● **STATED EXERCISE**
State only how many lines contain the string "services".

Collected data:
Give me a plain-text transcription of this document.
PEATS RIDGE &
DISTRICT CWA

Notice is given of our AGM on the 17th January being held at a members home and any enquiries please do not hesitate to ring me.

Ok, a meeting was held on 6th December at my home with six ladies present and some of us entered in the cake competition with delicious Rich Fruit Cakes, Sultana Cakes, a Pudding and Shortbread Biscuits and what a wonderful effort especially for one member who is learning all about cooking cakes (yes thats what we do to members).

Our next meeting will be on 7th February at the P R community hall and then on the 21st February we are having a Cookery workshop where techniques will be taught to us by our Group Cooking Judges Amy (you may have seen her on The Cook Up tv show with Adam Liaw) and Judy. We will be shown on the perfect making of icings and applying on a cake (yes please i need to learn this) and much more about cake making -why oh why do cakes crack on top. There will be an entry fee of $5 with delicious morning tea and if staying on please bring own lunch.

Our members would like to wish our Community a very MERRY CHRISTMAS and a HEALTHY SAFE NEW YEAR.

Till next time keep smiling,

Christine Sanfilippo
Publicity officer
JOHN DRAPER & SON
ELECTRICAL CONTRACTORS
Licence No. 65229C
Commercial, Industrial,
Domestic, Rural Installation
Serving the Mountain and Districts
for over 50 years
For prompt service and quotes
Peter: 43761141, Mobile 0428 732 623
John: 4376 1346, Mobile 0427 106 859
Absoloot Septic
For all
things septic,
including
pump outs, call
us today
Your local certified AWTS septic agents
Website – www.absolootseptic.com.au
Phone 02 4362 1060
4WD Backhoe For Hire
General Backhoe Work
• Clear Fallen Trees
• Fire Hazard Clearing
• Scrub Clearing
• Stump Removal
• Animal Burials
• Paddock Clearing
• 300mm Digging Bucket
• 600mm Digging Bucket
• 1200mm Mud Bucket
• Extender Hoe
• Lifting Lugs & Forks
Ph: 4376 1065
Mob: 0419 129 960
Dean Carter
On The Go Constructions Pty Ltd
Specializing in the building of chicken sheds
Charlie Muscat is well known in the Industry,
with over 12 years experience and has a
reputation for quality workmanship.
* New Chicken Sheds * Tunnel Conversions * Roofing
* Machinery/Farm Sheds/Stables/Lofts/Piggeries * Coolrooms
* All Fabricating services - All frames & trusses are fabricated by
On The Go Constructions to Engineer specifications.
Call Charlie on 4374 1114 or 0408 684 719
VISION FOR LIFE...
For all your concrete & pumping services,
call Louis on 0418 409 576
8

● **THE OUTPUT**
2